======== Input
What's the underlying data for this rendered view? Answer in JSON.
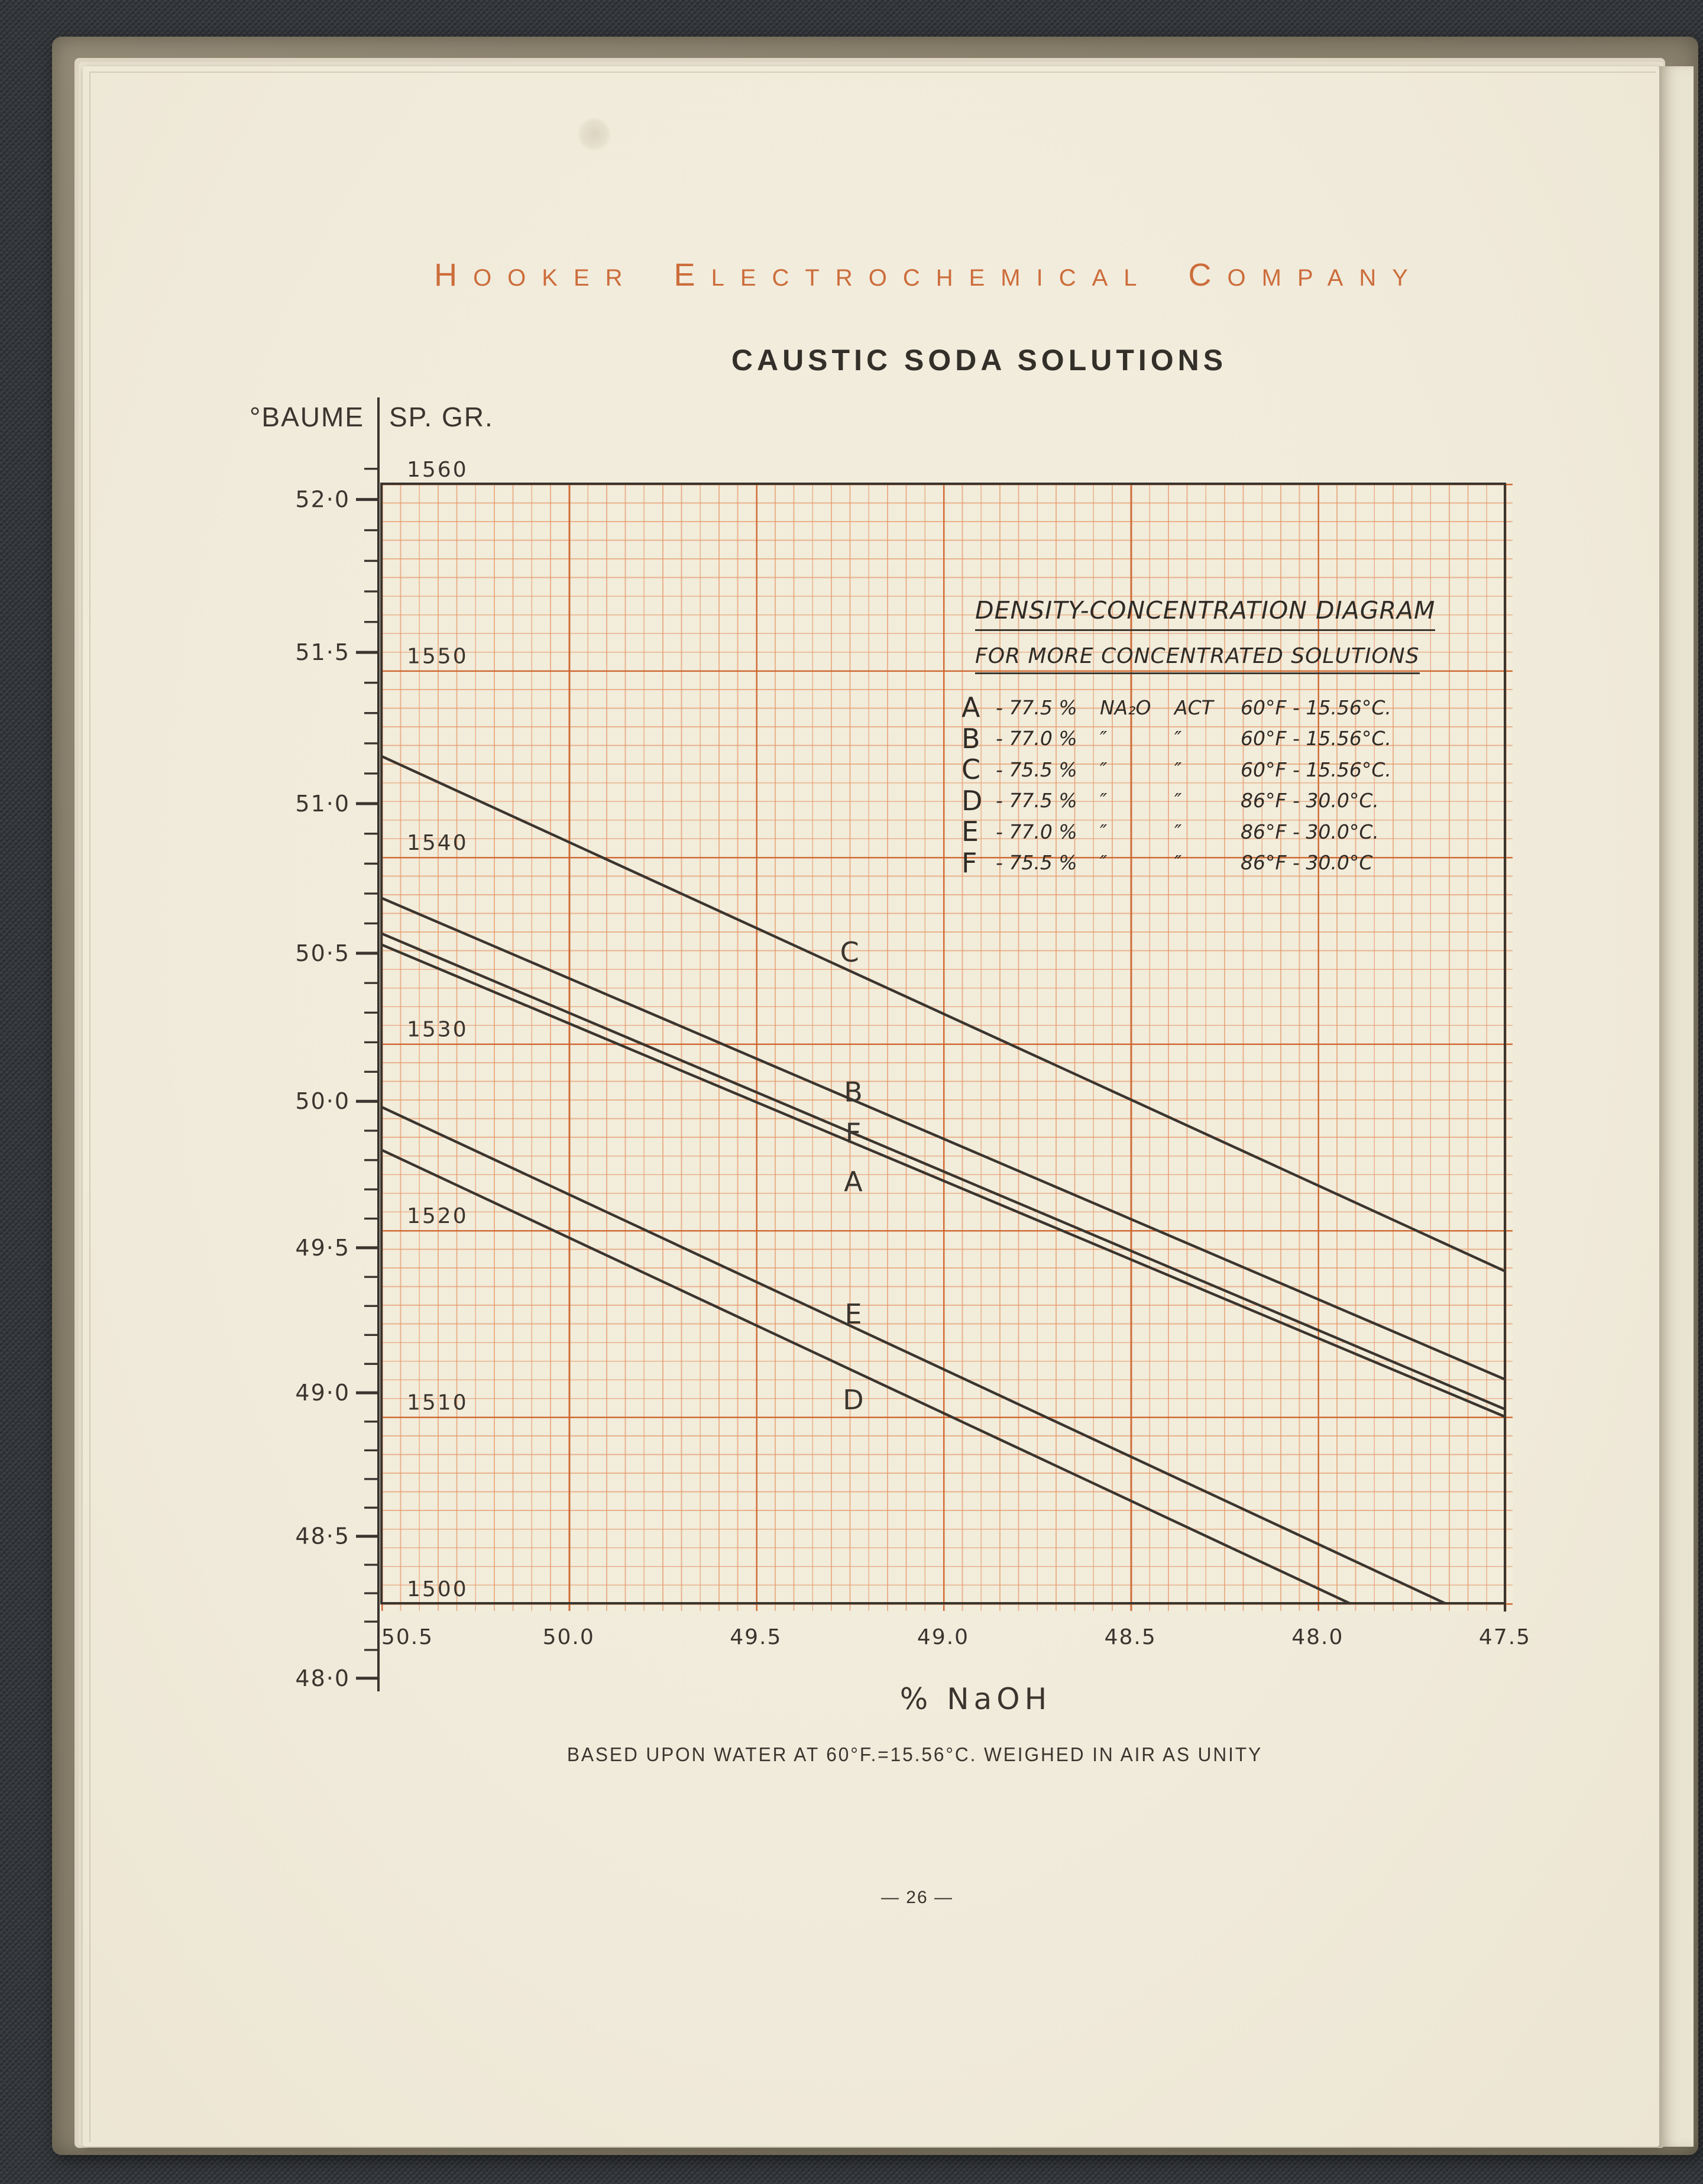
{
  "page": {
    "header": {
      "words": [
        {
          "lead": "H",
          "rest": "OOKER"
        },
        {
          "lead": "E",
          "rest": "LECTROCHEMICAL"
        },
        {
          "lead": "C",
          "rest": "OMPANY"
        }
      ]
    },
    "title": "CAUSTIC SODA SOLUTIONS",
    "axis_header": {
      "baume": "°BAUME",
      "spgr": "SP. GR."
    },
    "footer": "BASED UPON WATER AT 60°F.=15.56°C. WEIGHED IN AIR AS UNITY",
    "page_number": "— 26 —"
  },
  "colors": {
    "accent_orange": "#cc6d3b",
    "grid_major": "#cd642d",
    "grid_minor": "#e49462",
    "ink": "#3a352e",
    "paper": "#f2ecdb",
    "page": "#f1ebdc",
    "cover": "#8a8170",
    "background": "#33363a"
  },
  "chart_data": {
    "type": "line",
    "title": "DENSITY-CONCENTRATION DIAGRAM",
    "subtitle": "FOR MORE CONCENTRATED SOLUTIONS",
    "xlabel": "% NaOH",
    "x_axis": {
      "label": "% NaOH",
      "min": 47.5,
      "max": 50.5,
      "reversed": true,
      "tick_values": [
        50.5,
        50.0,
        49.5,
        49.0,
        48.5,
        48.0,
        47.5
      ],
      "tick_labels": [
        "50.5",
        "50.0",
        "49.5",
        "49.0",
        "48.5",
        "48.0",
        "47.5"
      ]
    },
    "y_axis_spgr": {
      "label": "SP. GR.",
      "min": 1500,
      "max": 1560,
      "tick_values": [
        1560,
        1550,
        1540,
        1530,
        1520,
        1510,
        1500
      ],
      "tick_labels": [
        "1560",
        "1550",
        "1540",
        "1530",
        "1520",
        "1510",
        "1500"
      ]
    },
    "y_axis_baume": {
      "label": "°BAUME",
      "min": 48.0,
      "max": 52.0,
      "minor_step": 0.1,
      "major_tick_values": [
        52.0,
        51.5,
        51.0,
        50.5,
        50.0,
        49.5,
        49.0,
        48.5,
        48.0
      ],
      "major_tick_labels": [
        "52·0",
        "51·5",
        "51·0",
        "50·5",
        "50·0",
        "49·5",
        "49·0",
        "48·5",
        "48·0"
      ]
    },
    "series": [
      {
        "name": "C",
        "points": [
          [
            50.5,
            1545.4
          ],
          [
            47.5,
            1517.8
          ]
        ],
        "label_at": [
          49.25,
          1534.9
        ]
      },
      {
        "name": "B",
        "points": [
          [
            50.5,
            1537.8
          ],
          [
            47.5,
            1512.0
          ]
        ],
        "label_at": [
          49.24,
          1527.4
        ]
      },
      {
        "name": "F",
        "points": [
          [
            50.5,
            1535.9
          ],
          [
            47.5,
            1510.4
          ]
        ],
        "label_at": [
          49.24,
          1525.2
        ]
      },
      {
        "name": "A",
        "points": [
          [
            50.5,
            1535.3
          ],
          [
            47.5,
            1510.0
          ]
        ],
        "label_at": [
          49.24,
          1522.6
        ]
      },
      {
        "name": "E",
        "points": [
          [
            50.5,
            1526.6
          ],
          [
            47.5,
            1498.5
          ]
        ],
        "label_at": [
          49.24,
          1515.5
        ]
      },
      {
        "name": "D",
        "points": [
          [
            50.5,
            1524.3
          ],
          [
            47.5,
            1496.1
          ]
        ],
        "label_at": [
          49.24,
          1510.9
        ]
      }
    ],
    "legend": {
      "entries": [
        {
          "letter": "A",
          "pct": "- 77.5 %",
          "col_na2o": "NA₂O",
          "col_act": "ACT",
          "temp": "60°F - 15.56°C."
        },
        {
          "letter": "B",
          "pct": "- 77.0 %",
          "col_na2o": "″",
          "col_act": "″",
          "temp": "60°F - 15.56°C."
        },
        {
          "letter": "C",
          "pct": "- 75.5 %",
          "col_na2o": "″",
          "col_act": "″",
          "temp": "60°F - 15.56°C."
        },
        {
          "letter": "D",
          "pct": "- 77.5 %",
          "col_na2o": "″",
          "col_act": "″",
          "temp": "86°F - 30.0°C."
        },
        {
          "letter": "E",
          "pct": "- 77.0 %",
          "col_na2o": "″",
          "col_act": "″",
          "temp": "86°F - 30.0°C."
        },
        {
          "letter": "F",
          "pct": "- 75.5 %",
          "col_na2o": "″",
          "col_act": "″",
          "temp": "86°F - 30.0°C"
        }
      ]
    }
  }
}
================
Exercise task: Repeat the full listing above exactly, with no pictures in the copy.

Answer:
What's the underlying data for this rendered view? Answer in JSON.
{
  "page": {
    "header": {
      "words": [
        {
          "lead": "H",
          "rest": "OOKER"
        },
        {
          "lead": "E",
          "rest": "LECTROCHEMICAL"
        },
        {
          "lead": "C",
          "rest": "OMPANY"
        }
      ]
    },
    "title": "CAUSTIC SODA SOLUTIONS",
    "axis_header": {
      "baume": "°BAUME",
      "spgr": "SP. GR."
    },
    "footer": "BASED UPON WATER AT 60°F.=15.56°C. WEIGHED IN AIR AS UNITY",
    "page_number": "— 26 —"
  },
  "colors": {
    "accent_orange": "#cc6d3b",
    "grid_major": "#cd642d",
    "grid_minor": "#e49462",
    "ink": "#3a352e",
    "paper": "#f2ecdb",
    "page": "#f1ebdc",
    "cover": "#8a8170",
    "background": "#33363a"
  },
  "chart_data": {
    "type": "line",
    "title": "DENSITY-CONCENTRATION DIAGRAM",
    "subtitle": "FOR MORE CONCENTRATED SOLUTIONS",
    "xlabel": "% NaOH",
    "x_axis": {
      "label": "% NaOH",
      "min": 47.5,
      "max": 50.5,
      "reversed": true,
      "tick_values": [
        50.5,
        50.0,
        49.5,
        49.0,
        48.5,
        48.0,
        47.5
      ],
      "tick_labels": [
        "50.5",
        "50.0",
        "49.5",
        "49.0",
        "48.5",
        "48.0",
        "47.5"
      ]
    },
    "y_axis_spgr": {
      "label": "SP. GR.",
      "min": 1500,
      "max": 1560,
      "tick_values": [
        1560,
        1550,
        1540,
        1530,
        1520,
        1510,
        1500
      ],
      "tick_labels": [
        "1560",
        "1550",
        "1540",
        "1530",
        "1520",
        "1510",
        "1500"
      ]
    },
    "y_axis_baume": {
      "label": "°BAUME",
      "min": 48.0,
      "max": 52.0,
      "minor_step": 0.1,
      "major_tick_values": [
        52.0,
        51.5,
        51.0,
        50.5,
        50.0,
        49.5,
        49.0,
        48.5,
        48.0
      ],
      "major_tick_labels": [
        "52·0",
        "51·5",
        "51·0",
        "50·5",
        "50·0",
        "49·5",
        "49·0",
        "48·5",
        "48·0"
      ]
    },
    "series": [
      {
        "name": "C",
        "points": [
          [
            50.5,
            1545.4
          ],
          [
            47.5,
            1517.8
          ]
        ],
        "label_at": [
          49.25,
          1534.9
        ]
      },
      {
        "name": "B",
        "points": [
          [
            50.5,
            1537.8
          ],
          [
            47.5,
            1512.0
          ]
        ],
        "label_at": [
          49.24,
          1527.4
        ]
      },
      {
        "name": "F",
        "points": [
          [
            50.5,
            1535.9
          ],
          [
            47.5,
            1510.4
          ]
        ],
        "label_at": [
          49.24,
          1525.2
        ]
      },
      {
        "name": "A",
        "points": [
          [
            50.5,
            1535.3
          ],
          [
            47.5,
            1510.0
          ]
        ],
        "label_at": [
          49.24,
          1522.6
        ]
      },
      {
        "name": "E",
        "points": [
          [
            50.5,
            1526.6
          ],
          [
            47.5,
            1498.5
          ]
        ],
        "label_at": [
          49.24,
          1515.5
        ]
      },
      {
        "name": "D",
        "points": [
          [
            50.5,
            1524.3
          ],
          [
            47.5,
            1496.1
          ]
        ],
        "label_at": [
          49.24,
          1510.9
        ]
      }
    ],
    "legend": {
      "entries": [
        {
          "letter": "A",
          "pct": "- 77.5 %",
          "col_na2o": "NA₂O",
          "col_act": "ACT",
          "temp": "60°F - 15.56°C."
        },
        {
          "letter": "B",
          "pct": "- 77.0 %",
          "col_na2o": "″",
          "col_act": "″",
          "temp": "60°F - 15.56°C."
        },
        {
          "letter": "C",
          "pct": "- 75.5 %",
          "col_na2o": "″",
          "col_act": "″",
          "temp": "60°F - 15.56°C."
        },
        {
          "letter": "D",
          "pct": "- 77.5 %",
          "col_na2o": "″",
          "col_act": "″",
          "temp": "86°F - 30.0°C."
        },
        {
          "letter": "E",
          "pct": "- 77.0 %",
          "col_na2o": "″",
          "col_act": "″",
          "temp": "86°F - 30.0°C."
        },
        {
          "letter": "F",
          "pct": "- 75.5 %",
          "col_na2o": "″",
          "col_act": "″",
          "temp": "86°F - 30.0°C"
        }
      ]
    }
  }
}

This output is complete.